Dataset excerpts
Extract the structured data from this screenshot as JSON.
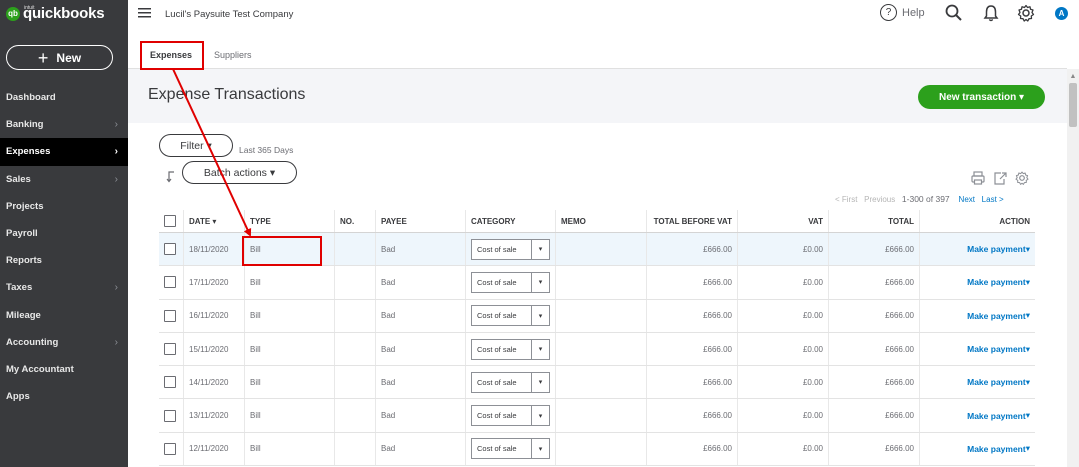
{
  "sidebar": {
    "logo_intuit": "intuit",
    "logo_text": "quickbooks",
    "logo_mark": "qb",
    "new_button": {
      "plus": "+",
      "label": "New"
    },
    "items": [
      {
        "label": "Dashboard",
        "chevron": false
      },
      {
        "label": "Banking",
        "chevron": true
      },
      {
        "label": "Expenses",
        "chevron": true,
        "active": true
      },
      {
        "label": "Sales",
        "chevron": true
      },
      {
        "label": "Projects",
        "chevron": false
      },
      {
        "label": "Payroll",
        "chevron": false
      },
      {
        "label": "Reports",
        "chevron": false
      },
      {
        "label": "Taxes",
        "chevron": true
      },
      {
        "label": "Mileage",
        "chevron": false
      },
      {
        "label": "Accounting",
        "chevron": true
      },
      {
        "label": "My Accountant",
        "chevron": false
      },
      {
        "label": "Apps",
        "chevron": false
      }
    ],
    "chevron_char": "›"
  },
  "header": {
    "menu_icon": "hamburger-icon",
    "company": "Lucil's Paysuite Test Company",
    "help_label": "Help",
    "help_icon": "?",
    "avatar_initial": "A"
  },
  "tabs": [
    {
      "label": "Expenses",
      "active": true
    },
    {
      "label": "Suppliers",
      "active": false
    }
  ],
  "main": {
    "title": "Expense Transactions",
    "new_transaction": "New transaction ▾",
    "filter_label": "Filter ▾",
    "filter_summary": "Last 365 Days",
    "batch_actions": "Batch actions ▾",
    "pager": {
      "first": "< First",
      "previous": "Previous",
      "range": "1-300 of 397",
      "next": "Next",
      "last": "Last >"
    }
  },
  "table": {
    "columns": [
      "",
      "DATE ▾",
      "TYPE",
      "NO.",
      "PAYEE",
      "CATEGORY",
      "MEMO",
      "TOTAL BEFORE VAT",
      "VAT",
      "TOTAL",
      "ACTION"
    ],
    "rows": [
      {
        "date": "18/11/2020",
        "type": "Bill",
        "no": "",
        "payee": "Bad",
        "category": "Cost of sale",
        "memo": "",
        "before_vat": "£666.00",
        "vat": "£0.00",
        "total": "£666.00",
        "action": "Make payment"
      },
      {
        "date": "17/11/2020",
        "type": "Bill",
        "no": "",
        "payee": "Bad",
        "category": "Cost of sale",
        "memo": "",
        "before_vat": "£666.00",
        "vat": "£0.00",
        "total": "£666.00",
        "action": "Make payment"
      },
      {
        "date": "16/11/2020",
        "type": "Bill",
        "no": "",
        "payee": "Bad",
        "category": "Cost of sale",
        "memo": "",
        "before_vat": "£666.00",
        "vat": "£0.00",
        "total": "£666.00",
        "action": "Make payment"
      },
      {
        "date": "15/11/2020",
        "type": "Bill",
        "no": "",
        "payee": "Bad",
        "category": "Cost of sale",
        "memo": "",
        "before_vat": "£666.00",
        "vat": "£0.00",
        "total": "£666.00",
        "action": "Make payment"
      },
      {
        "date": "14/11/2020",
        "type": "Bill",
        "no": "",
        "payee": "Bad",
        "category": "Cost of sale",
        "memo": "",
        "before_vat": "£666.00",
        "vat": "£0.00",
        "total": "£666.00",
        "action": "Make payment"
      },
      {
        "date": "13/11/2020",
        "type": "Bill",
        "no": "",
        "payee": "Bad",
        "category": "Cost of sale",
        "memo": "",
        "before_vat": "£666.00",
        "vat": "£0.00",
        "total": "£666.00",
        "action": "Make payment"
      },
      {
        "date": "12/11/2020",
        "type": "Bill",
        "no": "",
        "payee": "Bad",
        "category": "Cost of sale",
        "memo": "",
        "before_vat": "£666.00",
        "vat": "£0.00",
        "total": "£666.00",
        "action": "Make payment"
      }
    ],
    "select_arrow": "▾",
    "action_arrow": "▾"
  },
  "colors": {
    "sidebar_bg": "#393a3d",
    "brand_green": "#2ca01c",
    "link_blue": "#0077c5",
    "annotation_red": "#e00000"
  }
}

= Goal =
The pictures should not be reproduced; quote all of the other material exactly.

= Task answer =
Extract the structured data from this screenshot as JSON.
{
  "sidebar": {
    "logo_intuit": "intuit",
    "logo_text": "quickbooks",
    "logo_mark": "qb",
    "new_button": {
      "plus": "+",
      "label": "New"
    },
    "items": [
      {
        "label": "Dashboard",
        "chevron": false
      },
      {
        "label": "Banking",
        "chevron": true
      },
      {
        "label": "Expenses",
        "chevron": true,
        "active": true
      },
      {
        "label": "Sales",
        "chevron": true
      },
      {
        "label": "Projects",
        "chevron": false
      },
      {
        "label": "Payroll",
        "chevron": false
      },
      {
        "label": "Reports",
        "chevron": false
      },
      {
        "label": "Taxes",
        "chevron": true
      },
      {
        "label": "Mileage",
        "chevron": false
      },
      {
        "label": "Accounting",
        "chevron": true
      },
      {
        "label": "My Accountant",
        "chevron": false
      },
      {
        "label": "Apps",
        "chevron": false
      }
    ],
    "chevron_char": "›"
  },
  "header": {
    "menu_icon": "hamburger-icon",
    "company": "Lucil's Paysuite Test Company",
    "help_label": "Help",
    "help_icon": "?",
    "avatar_initial": "A"
  },
  "tabs": [
    {
      "label": "Expenses",
      "active": true
    },
    {
      "label": "Suppliers",
      "active": false
    }
  ],
  "main": {
    "title": "Expense Transactions",
    "new_transaction": "New transaction ▾",
    "filter_label": "Filter ▾",
    "filter_summary": "Last 365 Days",
    "batch_actions": "Batch actions ▾",
    "pager": {
      "first": "< First",
      "previous": "Previous",
      "range": "1-300 of 397",
      "next": "Next",
      "last": "Last >"
    }
  },
  "table": {
    "columns": [
      "",
      "DATE ▾",
      "TYPE",
      "NO.",
      "PAYEE",
      "CATEGORY",
      "MEMO",
      "TOTAL BEFORE VAT",
      "VAT",
      "TOTAL",
      "ACTION"
    ],
    "rows": [
      {
        "date": "18/11/2020",
        "type": "Bill",
        "no": "",
        "payee": "Bad",
        "category": "Cost of sale",
        "memo": "",
        "before_vat": "£666.00",
        "vat": "£0.00",
        "total": "£666.00",
        "action": "Make payment"
      },
      {
        "date": "17/11/2020",
        "type": "Bill",
        "no": "",
        "payee": "Bad",
        "category": "Cost of sale",
        "memo": "",
        "before_vat": "£666.00",
        "vat": "£0.00",
        "total": "£666.00",
        "action": "Make payment"
      },
      {
        "date": "16/11/2020",
        "type": "Bill",
        "no": "",
        "payee": "Bad",
        "category": "Cost of sale",
        "memo": "",
        "before_vat": "£666.00",
        "vat": "£0.00",
        "total": "£666.00",
        "action": "Make payment"
      },
      {
        "date": "15/11/2020",
        "type": "Bill",
        "no": "",
        "payee": "Bad",
        "category": "Cost of sale",
        "memo": "",
        "before_vat": "£666.00",
        "vat": "£0.00",
        "total": "£666.00",
        "action": "Make payment"
      },
      {
        "date": "14/11/2020",
        "type": "Bill",
        "no": "",
        "payee": "Bad",
        "category": "Cost of sale",
        "memo": "",
        "before_vat": "£666.00",
        "vat": "£0.00",
        "total": "£666.00",
        "action": "Make payment"
      },
      {
        "date": "13/11/2020",
        "type": "Bill",
        "no": "",
        "payee": "Bad",
        "category": "Cost of sale",
        "memo": "",
        "before_vat": "£666.00",
        "vat": "£0.00",
        "total": "£666.00",
        "action": "Make payment"
      },
      {
        "date": "12/11/2020",
        "type": "Bill",
        "no": "",
        "payee": "Bad",
        "category": "Cost of sale",
        "memo": "",
        "before_vat": "£666.00",
        "vat": "£0.00",
        "total": "£666.00",
        "action": "Make payment"
      }
    ],
    "select_arrow": "▾",
    "action_arrow": "▾"
  },
  "colors": {
    "sidebar_bg": "#393a3d",
    "brand_green": "#2ca01c",
    "link_blue": "#0077c5",
    "annotation_red": "#e00000"
  }
}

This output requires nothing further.